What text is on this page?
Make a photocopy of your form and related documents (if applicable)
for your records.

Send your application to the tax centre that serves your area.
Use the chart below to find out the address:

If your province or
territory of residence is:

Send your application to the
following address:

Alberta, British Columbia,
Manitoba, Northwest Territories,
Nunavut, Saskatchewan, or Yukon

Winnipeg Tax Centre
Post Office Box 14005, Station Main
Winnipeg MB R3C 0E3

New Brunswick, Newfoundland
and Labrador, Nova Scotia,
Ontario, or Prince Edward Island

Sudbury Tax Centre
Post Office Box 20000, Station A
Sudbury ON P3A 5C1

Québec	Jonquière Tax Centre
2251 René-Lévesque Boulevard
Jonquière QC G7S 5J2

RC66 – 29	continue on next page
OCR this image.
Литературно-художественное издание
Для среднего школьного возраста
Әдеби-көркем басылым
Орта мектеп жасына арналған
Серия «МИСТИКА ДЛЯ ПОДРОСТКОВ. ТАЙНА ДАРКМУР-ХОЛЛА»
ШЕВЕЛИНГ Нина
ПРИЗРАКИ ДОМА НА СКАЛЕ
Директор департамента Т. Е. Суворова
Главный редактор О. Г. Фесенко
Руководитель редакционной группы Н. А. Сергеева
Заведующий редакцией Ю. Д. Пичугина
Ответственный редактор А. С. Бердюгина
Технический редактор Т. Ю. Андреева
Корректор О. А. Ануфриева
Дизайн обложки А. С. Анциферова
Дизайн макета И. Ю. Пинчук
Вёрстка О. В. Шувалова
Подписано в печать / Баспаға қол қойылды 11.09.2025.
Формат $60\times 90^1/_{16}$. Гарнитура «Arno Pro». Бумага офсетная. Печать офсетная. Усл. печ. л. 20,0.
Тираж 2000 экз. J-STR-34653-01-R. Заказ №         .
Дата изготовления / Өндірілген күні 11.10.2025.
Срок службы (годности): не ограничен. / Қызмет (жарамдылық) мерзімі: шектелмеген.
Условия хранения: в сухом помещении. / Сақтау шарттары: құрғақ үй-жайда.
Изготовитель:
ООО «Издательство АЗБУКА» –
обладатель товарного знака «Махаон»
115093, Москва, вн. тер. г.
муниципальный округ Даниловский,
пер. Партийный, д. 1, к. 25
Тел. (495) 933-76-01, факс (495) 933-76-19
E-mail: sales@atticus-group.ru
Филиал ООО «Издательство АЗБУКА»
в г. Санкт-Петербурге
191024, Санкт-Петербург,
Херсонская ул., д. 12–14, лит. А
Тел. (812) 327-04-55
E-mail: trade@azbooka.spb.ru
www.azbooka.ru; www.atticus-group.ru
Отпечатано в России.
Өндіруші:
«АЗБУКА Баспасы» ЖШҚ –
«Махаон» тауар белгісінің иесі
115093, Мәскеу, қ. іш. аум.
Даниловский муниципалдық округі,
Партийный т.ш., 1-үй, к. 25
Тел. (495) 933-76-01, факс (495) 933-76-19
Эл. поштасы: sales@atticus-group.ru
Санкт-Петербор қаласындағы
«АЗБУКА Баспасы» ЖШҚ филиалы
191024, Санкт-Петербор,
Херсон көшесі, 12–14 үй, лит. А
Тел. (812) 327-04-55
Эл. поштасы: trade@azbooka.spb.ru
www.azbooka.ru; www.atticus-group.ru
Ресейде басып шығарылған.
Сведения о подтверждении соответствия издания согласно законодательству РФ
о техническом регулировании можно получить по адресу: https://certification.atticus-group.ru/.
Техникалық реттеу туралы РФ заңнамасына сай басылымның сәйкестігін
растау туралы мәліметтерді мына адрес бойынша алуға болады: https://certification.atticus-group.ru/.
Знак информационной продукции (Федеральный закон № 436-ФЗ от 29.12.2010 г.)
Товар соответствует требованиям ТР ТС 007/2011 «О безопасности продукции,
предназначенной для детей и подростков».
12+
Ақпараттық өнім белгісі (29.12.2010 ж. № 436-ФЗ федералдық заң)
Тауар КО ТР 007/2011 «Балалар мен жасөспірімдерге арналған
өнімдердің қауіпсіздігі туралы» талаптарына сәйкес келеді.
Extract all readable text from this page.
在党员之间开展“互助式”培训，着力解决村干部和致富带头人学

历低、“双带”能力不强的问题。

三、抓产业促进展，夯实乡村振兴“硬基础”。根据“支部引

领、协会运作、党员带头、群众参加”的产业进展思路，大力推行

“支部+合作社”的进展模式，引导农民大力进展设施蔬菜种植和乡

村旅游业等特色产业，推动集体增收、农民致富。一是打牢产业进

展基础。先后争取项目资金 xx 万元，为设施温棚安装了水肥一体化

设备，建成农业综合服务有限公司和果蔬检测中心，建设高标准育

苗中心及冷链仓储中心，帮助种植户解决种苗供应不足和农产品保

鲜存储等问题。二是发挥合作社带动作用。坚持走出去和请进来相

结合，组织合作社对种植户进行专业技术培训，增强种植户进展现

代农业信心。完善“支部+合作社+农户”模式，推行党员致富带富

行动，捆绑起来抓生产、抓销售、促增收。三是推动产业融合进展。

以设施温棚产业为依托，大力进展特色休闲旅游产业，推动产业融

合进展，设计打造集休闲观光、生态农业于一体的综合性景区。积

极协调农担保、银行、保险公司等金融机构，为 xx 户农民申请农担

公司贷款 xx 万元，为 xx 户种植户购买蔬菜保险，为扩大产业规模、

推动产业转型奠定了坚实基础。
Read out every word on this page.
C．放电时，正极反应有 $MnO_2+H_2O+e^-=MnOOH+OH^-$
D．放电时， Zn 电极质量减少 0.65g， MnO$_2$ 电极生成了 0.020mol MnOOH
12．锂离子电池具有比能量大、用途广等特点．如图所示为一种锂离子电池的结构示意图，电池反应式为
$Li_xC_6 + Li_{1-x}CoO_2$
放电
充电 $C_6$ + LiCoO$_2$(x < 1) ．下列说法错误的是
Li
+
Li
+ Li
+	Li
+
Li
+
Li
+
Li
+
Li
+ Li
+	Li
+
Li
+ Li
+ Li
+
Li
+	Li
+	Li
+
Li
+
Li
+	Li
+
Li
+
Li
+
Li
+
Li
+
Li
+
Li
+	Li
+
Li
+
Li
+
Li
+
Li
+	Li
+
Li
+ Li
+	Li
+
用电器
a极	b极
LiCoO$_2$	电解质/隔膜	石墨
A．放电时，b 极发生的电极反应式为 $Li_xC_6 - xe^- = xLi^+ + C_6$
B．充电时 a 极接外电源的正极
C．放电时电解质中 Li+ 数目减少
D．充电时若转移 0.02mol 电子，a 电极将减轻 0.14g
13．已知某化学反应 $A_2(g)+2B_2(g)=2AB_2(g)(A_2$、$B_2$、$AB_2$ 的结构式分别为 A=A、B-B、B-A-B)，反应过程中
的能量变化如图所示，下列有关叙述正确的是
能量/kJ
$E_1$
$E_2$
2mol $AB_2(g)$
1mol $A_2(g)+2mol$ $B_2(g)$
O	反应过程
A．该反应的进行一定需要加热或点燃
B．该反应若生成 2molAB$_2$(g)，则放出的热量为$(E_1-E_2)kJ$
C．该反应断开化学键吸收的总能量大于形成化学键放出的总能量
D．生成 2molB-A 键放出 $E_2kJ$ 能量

--------------------

→ TASK TO CARRY OUT
The records above should be returned exactly.

→ ANSWER TO THE TASK
What text is on this page?
Make a photocopy of your form and related documents (if applicable)
for your records.

Send your application to the tax centre that serves your area.
Use the chart below to find out the address:

If your province or
territory of residence is:

Send your application to the
following address:

Alberta, British Columbia,
Manitoba, Northwest Territories,
Nunavut, Saskatchewan, or Yukon

Winnipeg Tax Centre
Post Office Box 14005, Station Main
Winnipeg MB R3C 0E3

New Brunswick, Newfoundland
and Labrador, Nova Scotia,
Ontario, or Prince Edward Island

Sudbury Tax Centre
Post Office Box 20000, Station A
Sudbury ON P3A 5C1

Québec	Jonquière Tax Centre
2251 René-Lévesque Boulevard
Jonquière QC G7S 5J2

RC66 – 29	continue on next page
OCR this image.
Литературно-художественное издание
Для среднего школьного возраста
Әдеби-көркем басылым
Орта мектеп жасына арналған
Серия «МИСТИКА ДЛЯ ПОДРОСТКОВ. ТАЙНА ДАРКМУР-ХОЛЛА»
ШЕВЕЛИНГ Нина
ПРИЗРАКИ ДОМА НА СКАЛЕ
Директор департамента Т. Е. Суворова
Главный редактор О. Г. Фесенко
Руководитель редакционной группы Н. А. Сергеева
Заведующий редакцией Ю. Д. Пичугина
Ответственный редактор А. С. Бердюгина
Технический редактор Т. Ю. Андреева
Корректор О. А. Ануфриева
Дизайн обложки А. С. Анциферова
Дизайн макета И. Ю. Пинчук
Вёрстка О. В. Шувалова
Подписано в печать / Баспаға қол қойылды 11.09.2025.
Формат $60\times 90^1/_{16}$. Гарнитура «Arno Pro». Бумага офсетная. Печать офсетная. Усл. печ. л. 20,0.
Тираж 2000 экз. J-STR-34653-01-R. Заказ №         .
Дата изготовления / Өндірілген күні 11.10.2025.
Срок службы (годности): не ограничен. / Қызмет (жарамдылық) мерзімі: шектелмеген.
Условия хранения: в сухом помещении. / Сақтау шарттары: құрғақ үй-жайда.
Изготовитель:
ООО «Издательство АЗБУКА» –
обладатель товарного знака «Махаон»
115093, Москва, вн. тер. г.
муниципальный округ Даниловский,
пер. Партийный, д. 1, к. 25
Тел. (495) 933-76-01, факс (495) 933-76-19
E-mail: sales@atticus-group.ru
Филиал ООО «Издательство АЗБУКА»
в г. Санкт-Петербурге
191024, Санкт-Петербург,
Херсонская ул., д. 12–14, лит. А
Тел. (812) 327-04-55
E-mail: trade@azbooka.spb.ru
www.azbooka.ru; www.atticus-group.ru
Отпечатано в России.
Өндіруші:
«АЗБУКА Баспасы» ЖШҚ –
«Махаон» тауар белгісінің иесі
115093, Мәскеу, қ. іш. аум.
Даниловский муниципалдық округі,
Партийный т.ш., 1-үй, к. 25
Тел. (495) 933-76-01, факс (495) 933-76-19
Эл. поштасы: sales@atticus-group.ru
Санкт-Петербор қаласындағы
«АЗБУКА Баспасы» ЖШҚ филиалы
191024, Санкт-Петербор,
Херсон көшесі, 12–14 үй, лит. А
Тел. (812) 327-04-55
Эл. поштасы: trade@azbooka.spb.ru
www.azbooka.ru; www.atticus-group.ru
Ресейде басып шығарылған.
Сведения о подтверждении соответствия издания согласно законодательству РФ
о техническом регулировании можно получить по адресу: https://certification.atticus-group.ru/.
Техникалық реттеу туралы РФ заңнамасына сай басылымның сәйкестігін
растау туралы мәліметтерді мына адрес бойынша алуға болады: https://certification.atticus-group.ru/.
Знак информационной продукции (Федеральный закон № 436-ФЗ от 29.12.2010 г.)
Товар соответствует требованиям ТР ТС 007/2011 «О безопасности продукции,
предназначенной для детей и подростков».
12+
Ақпараттық өнім белгісі (29.12.2010 ж. № 436-ФЗ федералдық заң)
Тауар КО ТР 007/2011 «Балалар мен жасөспірімдерге арналған
өнімдердің қауіпсіздігі туралы» талаптарына сәйкес келеді.
Extract all readable text from this page.
在党员之间开展“互助式”培训，着力解决村干部和致富带头人学

历低、“双带”能力不强的问题。

三、抓产业促进展，夯实乡村振兴“硬基础”。根据“支部引

领、协会运作、党员带头、群众参加”的产业进展思路，大力推行

“支部+合作社”的进展模式，引导农民大力进展设施蔬菜种植和乡

村旅游业等特色产业，推动集体增收、农民致富。一是打牢产业进

展基础。先后争取项目资金 xx 万元，为设施温棚安装了水肥一体化

设备，建成农业综合服务有限公司和果蔬检测中心，建设高标准育

苗中心及冷链仓储中心，帮助种植户解决种苗供应不足和农产品保

鲜存储等问题。二是发挥合作社带动作用。坚持走出去和请进来相

结合，组织合作社对种植户进行专业技术培训，增强种植户进展现

代农业信心。完善“支部+合作社+农户”模式，推行党员致富带富

行动，捆绑起来抓生产、抓销售、促增收。三是推动产业融合进展。

以设施温棚产业为依托，大力进展特色休闲旅游产业，推动产业融

合进展，设计打造集休闲观光、生态农业于一体的综合性景区。积

极协调农担保、银行、保险公司等金融机构，为 xx 户农民申请农担

公司贷款 xx 万元，为 xx 户种植户购买蔬菜保险，为扩大产业规模、

推动产业转型奠定了坚实基础。
Read out every word on this page.
C．放电时，正极反应有 $MnO_2+H_2O+e^-=MnOOH+OH^-$
D．放电时， Zn 电极质量减少 0.65g， MnO$_2$ 电极生成了 0.020mol MnOOH
12．锂离子电池具有比能量大、用途广等特点．如图所示为一种锂离子电池的结构示意图，电池反应式为
$Li_xC_6 + Li_{1-x}CoO_2$
放电
充电 $C_6$ + LiCoO$_2$(x < 1) ．下列说法错误的是
Li
+
Li
+ Li
+	Li
+
Li
+
Li
+
Li
+
Li
+ Li
+	Li
+
Li
+ Li
+ Li
+
Li
+	Li
+	Li
+
Li
+
Li
+	Li
+
Li
+
Li
+
Li
+
Li
+
Li
+
Li
+	Li
+
Li
+
Li
+
Li
+
Li
+	Li
+
Li
+ Li
+	Li
+
用电器
a极	b极
LiCoO$_2$	电解质/隔膜	石墨
A．放电时，b 极发生的电极反应式为 $Li_xC_6 - xe^- = xLi^+ + C_6$
B．充电时 a 极接外电源的正极
C．放电时电解质中 Li+ 数目减少
D．充电时若转移 0.02mol 电子，a 电极将减轻 0.14g
13．已知某化学反应 $A_2(g)+2B_2(g)=2AB_2(g)(A_2$、$B_2$、$AB_2$ 的结构式分别为 A=A、B-B、B-A-B)，反应过程中
的能量变化如图所示，下列有关叙述正确的是
能量/kJ
$E_1$
$E_2$
2mol $AB_2(g)$
1mol $A_2(g)+2mol$ $B_2(g)$
O	反应过程
A．该反应的进行一定需要加热或点燃
B．该反应若生成 2molAB$_2$(g)，则放出的热量为$(E_1-E_2)kJ$
C．该反应断开化学键吸收的总能量大于形成化学键放出的总能量
D．生成 2molB-A 键放出 $E_2kJ$ 能量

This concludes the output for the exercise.